begin

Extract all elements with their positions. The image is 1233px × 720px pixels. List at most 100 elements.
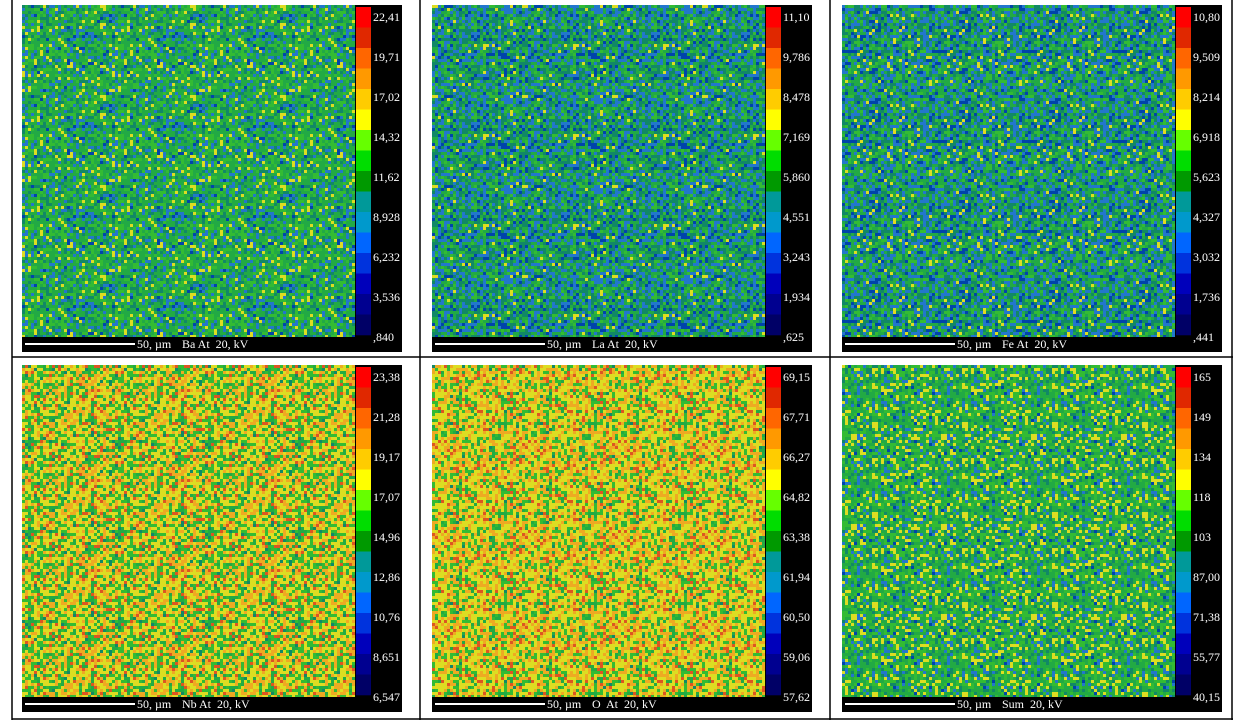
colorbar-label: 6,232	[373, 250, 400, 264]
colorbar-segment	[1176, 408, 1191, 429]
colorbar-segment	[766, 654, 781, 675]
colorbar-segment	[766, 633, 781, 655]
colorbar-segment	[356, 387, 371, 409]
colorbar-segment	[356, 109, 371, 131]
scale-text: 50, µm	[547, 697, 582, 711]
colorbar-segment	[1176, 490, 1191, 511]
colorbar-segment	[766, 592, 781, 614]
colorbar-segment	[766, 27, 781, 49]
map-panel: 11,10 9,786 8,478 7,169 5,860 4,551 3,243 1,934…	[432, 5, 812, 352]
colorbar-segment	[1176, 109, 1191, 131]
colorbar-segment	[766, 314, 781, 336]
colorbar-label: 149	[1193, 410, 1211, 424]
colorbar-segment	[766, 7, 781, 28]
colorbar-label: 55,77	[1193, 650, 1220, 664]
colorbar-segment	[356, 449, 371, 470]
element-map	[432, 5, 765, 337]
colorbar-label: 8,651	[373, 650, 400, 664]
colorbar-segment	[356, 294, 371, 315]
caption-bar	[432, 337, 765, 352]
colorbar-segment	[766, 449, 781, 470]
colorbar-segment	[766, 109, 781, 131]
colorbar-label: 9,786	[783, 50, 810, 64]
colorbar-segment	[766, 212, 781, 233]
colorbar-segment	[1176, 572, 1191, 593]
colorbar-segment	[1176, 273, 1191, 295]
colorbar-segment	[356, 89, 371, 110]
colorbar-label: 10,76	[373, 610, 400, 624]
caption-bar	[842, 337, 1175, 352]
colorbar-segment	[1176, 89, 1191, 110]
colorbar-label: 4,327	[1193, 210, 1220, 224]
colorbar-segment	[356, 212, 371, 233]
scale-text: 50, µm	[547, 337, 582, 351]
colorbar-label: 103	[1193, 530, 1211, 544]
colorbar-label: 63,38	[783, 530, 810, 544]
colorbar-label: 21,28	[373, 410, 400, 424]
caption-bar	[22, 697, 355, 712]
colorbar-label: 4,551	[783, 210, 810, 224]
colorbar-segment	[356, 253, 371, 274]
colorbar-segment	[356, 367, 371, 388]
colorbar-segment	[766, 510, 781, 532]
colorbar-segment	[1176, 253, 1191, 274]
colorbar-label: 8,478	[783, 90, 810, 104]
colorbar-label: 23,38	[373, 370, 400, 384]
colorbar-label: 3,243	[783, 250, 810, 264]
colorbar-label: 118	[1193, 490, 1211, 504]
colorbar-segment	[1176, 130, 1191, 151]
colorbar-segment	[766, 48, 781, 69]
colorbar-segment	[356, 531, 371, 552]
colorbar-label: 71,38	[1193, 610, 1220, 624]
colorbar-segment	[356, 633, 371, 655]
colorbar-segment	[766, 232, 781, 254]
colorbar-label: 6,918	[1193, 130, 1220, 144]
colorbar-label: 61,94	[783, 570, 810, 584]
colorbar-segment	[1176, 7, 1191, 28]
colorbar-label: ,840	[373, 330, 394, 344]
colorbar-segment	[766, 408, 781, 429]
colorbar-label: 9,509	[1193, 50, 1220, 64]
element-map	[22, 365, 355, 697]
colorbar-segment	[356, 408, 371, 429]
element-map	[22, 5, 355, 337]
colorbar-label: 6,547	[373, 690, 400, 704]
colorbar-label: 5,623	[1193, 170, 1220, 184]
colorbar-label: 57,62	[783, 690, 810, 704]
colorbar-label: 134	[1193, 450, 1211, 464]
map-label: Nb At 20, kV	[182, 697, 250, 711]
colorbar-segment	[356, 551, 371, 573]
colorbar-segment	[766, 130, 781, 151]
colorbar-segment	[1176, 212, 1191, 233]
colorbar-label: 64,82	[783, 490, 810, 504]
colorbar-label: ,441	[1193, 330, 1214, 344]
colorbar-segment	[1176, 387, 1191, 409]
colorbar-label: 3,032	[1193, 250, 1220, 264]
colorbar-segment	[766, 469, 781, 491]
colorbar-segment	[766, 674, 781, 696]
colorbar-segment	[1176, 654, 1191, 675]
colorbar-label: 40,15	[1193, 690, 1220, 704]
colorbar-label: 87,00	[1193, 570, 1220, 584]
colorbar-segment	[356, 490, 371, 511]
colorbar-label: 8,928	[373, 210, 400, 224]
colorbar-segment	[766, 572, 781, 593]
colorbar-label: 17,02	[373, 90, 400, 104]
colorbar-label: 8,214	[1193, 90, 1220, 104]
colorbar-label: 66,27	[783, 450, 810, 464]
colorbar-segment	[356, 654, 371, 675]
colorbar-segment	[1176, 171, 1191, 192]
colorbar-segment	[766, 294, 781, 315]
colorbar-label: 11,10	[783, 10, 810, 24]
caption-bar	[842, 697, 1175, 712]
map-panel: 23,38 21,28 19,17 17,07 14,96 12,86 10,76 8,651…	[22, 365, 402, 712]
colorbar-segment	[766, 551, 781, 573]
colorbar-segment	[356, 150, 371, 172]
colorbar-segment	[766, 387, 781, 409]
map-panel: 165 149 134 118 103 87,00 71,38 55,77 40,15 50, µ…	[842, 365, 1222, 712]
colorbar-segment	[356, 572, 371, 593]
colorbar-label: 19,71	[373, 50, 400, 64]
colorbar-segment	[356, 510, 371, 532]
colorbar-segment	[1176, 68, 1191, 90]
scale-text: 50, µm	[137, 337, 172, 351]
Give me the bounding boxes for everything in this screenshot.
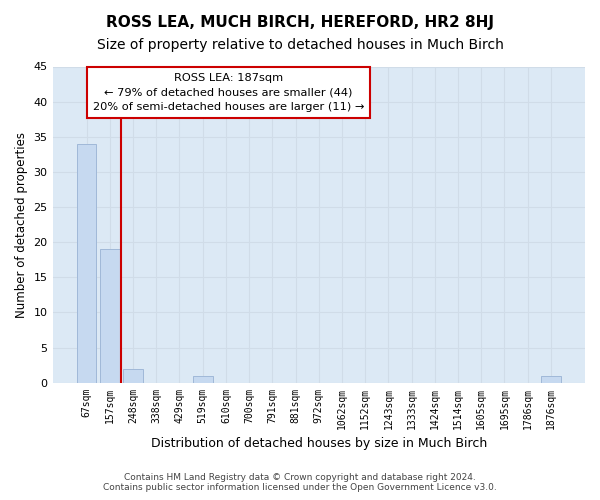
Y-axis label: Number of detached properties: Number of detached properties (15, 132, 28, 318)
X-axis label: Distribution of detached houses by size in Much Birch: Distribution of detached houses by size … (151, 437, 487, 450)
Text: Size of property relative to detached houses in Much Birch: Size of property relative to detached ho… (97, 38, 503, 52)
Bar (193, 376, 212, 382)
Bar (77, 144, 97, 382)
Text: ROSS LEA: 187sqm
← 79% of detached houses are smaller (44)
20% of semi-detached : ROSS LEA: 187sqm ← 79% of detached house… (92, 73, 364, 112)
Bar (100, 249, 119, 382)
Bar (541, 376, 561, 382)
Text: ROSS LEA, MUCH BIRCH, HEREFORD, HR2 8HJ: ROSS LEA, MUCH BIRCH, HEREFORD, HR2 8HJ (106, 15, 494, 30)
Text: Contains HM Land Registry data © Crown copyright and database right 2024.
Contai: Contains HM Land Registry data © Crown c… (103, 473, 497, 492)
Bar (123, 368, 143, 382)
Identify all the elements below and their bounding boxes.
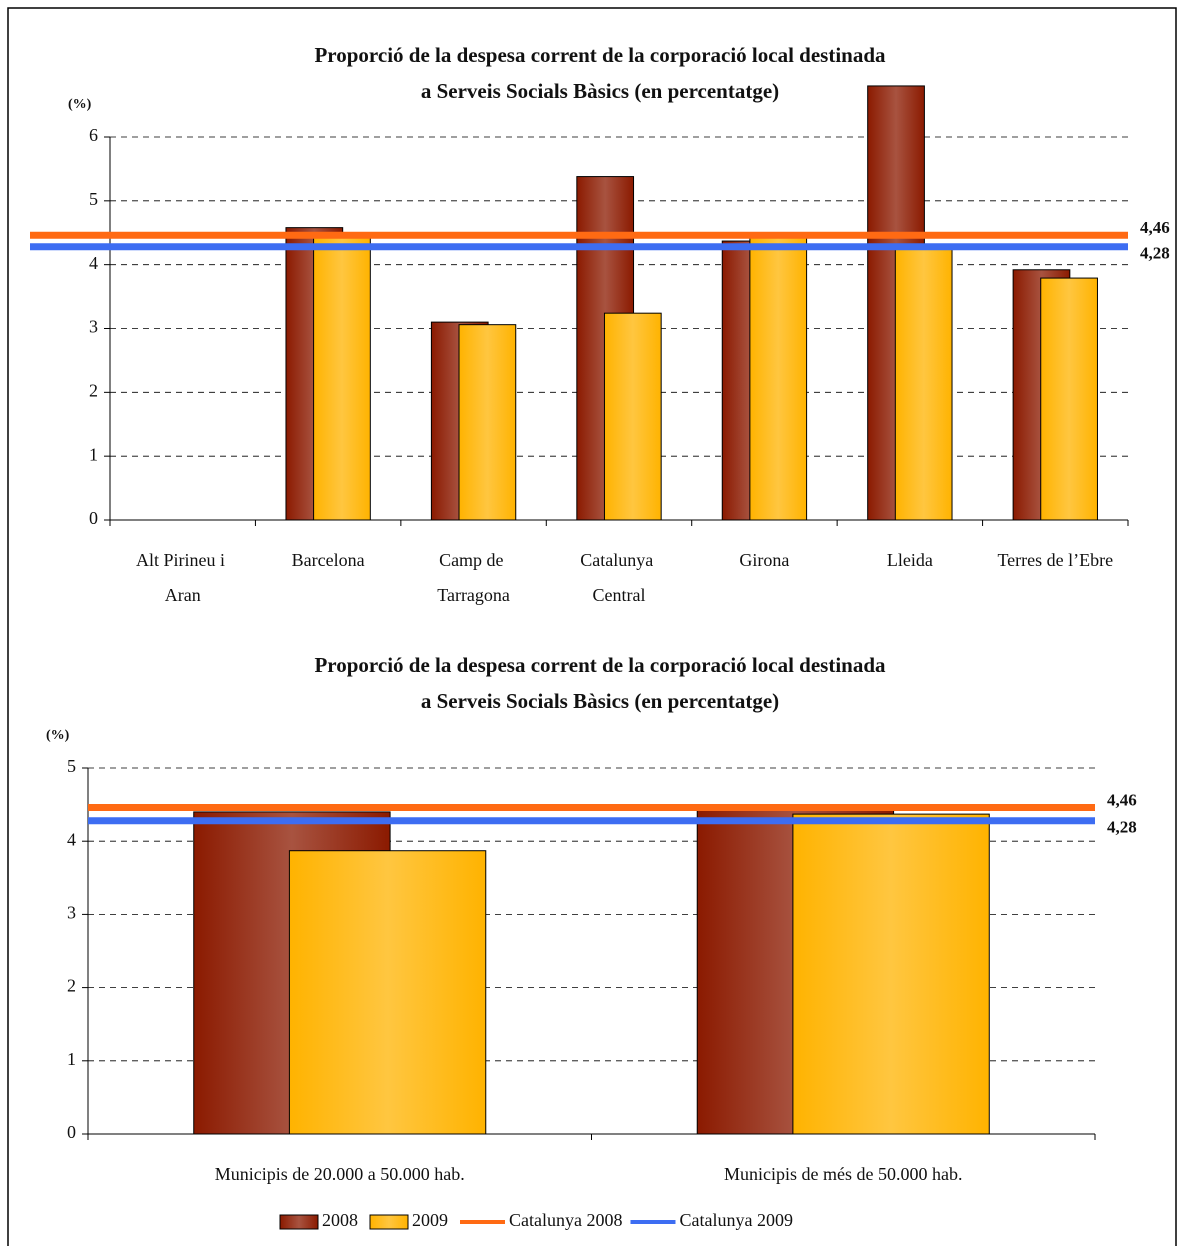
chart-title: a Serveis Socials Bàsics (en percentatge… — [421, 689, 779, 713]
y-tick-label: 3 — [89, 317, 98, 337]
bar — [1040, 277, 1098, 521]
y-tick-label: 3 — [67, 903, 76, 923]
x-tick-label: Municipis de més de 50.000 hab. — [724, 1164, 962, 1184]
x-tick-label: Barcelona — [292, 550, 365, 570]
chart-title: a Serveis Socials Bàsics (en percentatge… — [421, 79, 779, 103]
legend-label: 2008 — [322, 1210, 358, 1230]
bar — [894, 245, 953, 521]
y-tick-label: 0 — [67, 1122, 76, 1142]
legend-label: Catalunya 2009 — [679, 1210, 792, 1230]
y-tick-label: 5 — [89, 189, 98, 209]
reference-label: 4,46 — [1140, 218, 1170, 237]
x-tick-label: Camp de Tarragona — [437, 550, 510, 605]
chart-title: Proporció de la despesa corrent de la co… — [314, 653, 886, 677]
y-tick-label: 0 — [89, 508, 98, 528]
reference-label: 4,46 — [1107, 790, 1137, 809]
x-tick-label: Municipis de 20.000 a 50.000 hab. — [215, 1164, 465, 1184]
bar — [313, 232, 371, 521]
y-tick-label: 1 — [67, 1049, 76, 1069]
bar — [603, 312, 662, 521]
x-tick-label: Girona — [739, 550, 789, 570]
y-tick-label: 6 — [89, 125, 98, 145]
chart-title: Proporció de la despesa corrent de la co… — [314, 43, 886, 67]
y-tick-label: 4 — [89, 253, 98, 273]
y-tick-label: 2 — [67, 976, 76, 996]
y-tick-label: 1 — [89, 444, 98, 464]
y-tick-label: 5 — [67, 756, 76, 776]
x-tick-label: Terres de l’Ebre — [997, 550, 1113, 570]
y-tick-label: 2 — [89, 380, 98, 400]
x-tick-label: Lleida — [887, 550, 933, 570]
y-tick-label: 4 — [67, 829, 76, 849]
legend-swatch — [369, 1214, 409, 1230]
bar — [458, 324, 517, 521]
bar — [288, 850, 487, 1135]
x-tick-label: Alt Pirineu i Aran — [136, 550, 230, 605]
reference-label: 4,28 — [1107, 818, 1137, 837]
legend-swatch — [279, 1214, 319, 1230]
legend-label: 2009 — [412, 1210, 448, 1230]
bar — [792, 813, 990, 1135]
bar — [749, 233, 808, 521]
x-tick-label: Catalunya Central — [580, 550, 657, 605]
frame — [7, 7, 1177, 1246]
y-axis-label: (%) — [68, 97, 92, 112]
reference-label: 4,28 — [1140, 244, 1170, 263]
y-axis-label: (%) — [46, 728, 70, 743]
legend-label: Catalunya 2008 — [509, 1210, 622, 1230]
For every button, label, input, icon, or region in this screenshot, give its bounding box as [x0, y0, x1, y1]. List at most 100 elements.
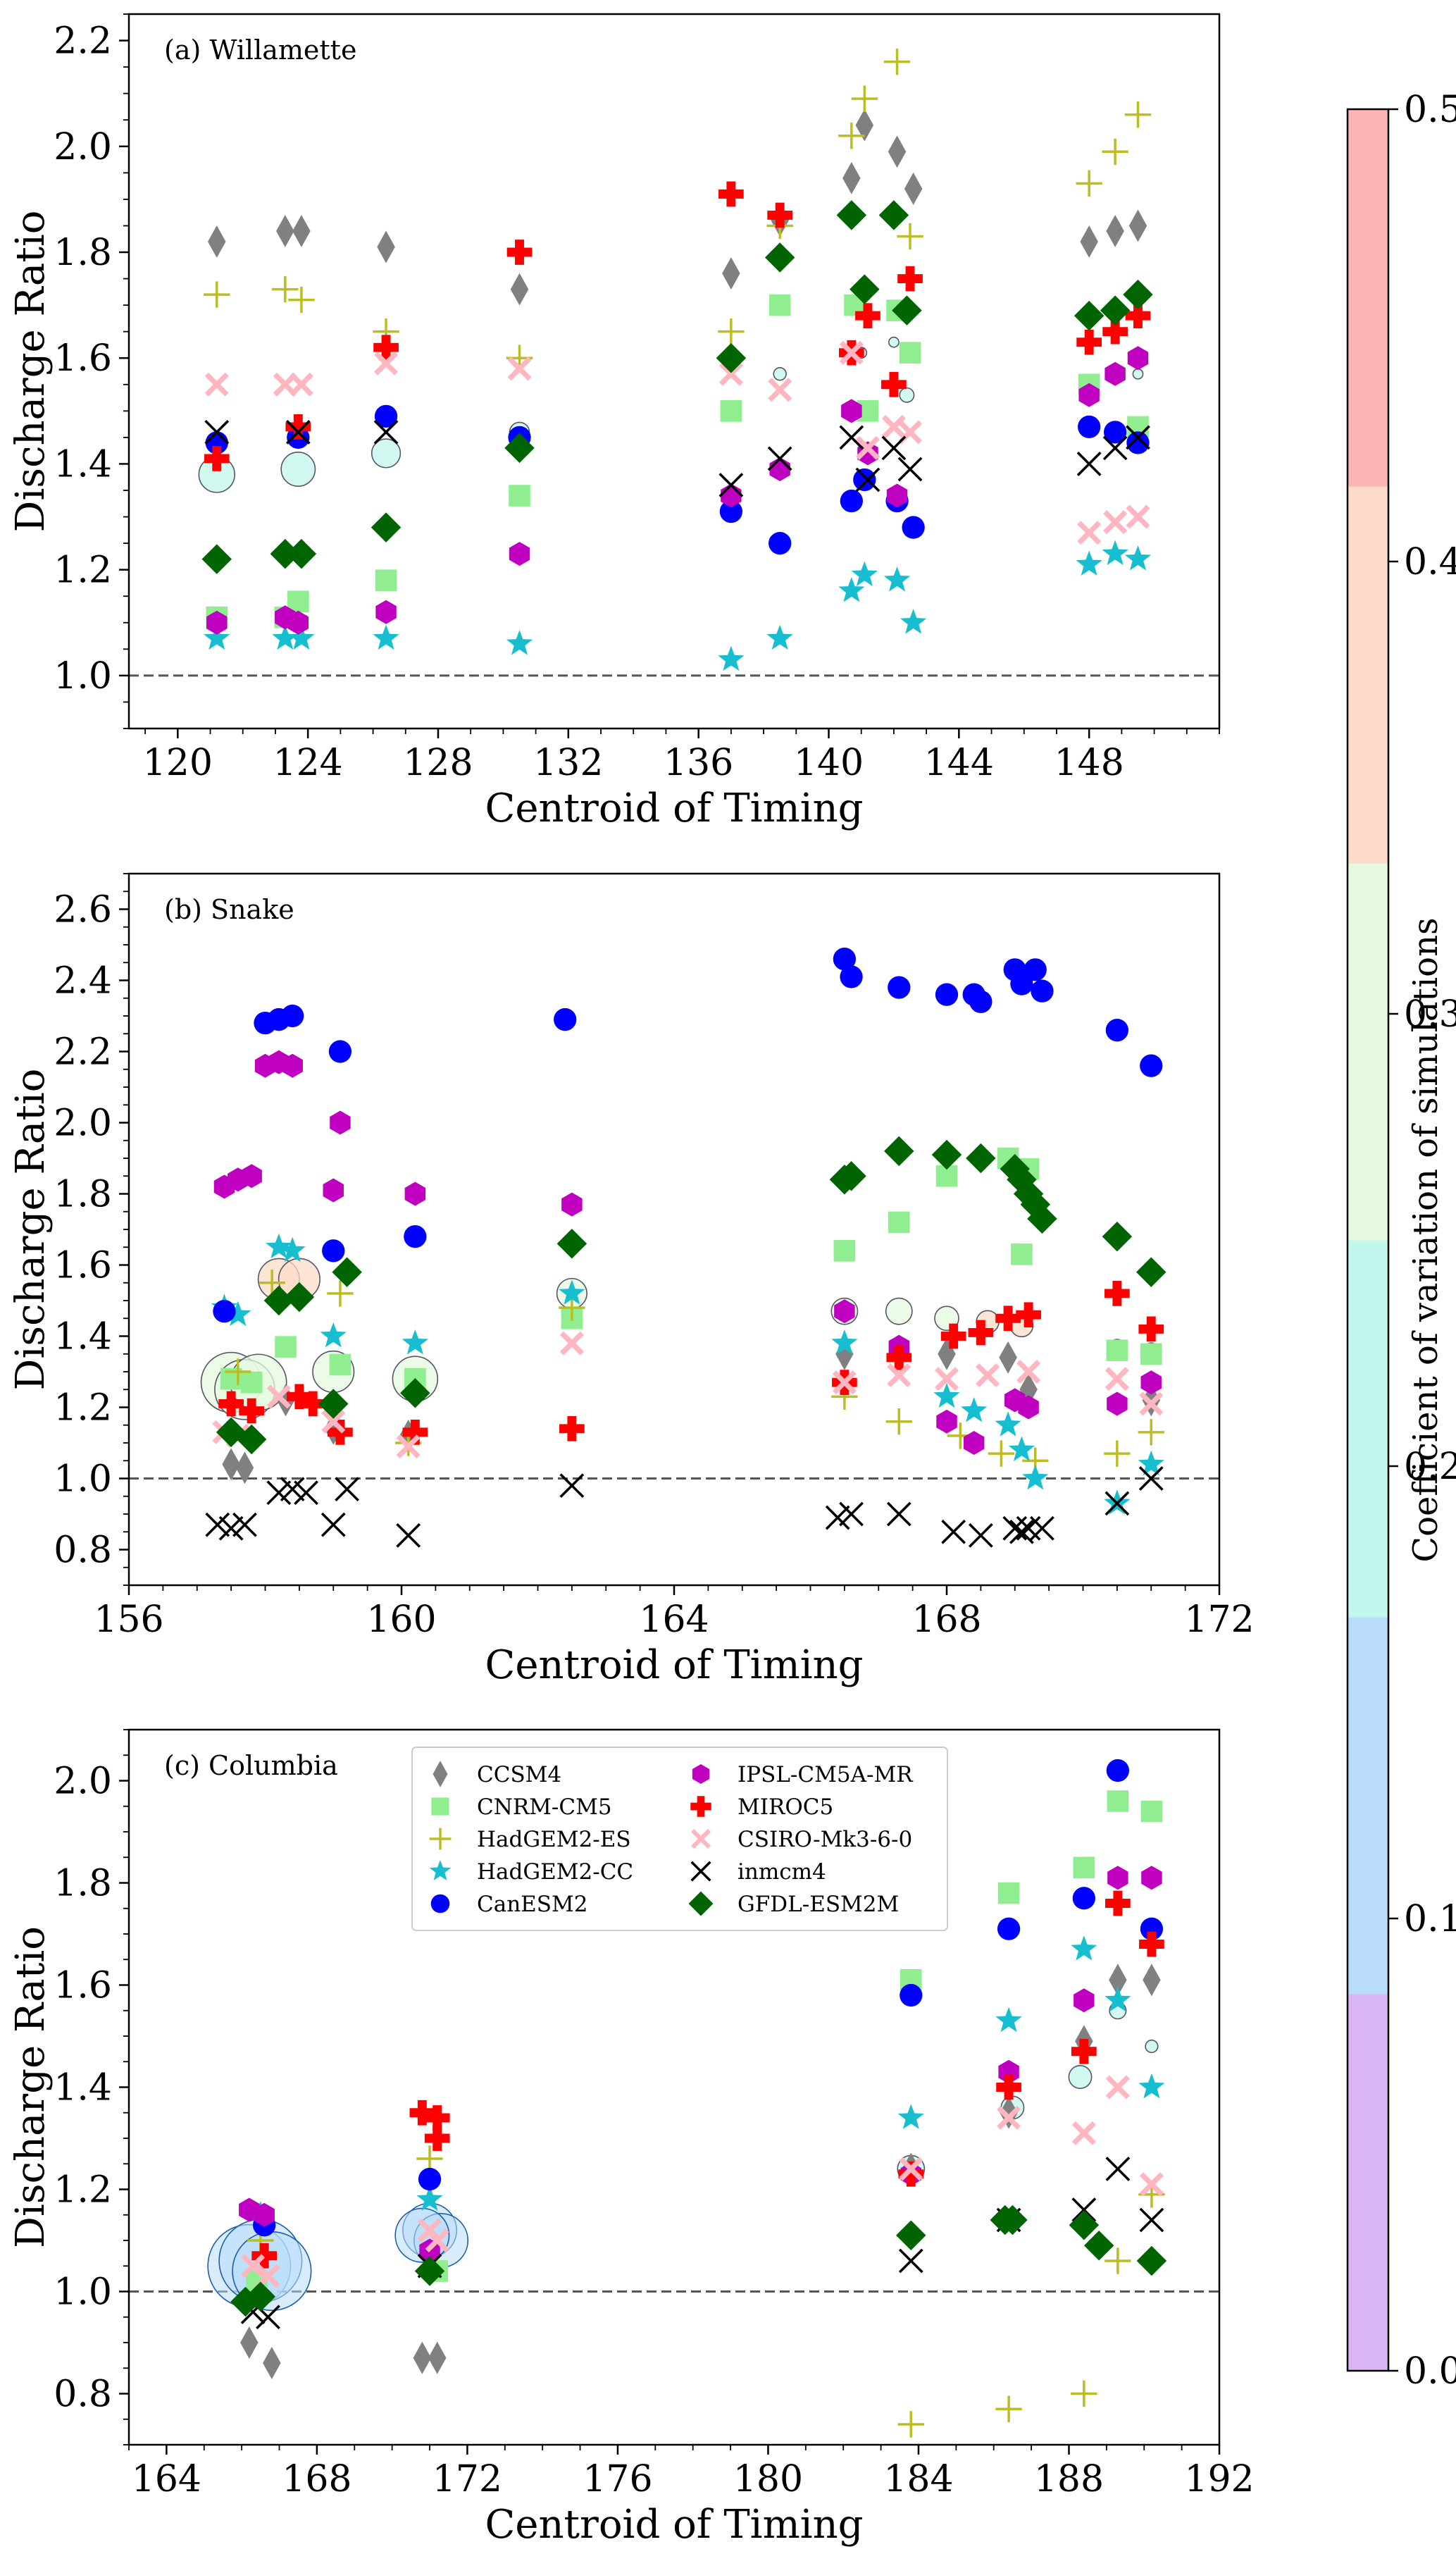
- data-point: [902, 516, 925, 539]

end

## PROBLEM STATEMENT
Write out again, character for character, the lines of the material starting at the line that contains "689, 779, 713]" and ending with the line that contains "x-tick-label: Municipis de més", including both of those lines.

## FINISHED ANSWER
chart-title: a Serveis Socials Bàsics (en percentatge… — [421, 689, 779, 713]
y-tick-label: 3 — [89, 317, 98, 337]
bar — [1040, 277, 1098, 521]
y-tick-label: 3 — [67, 903, 76, 923]
x-tick-label: Municipis de més de 50.000 hab. — [724, 1164, 962, 1184]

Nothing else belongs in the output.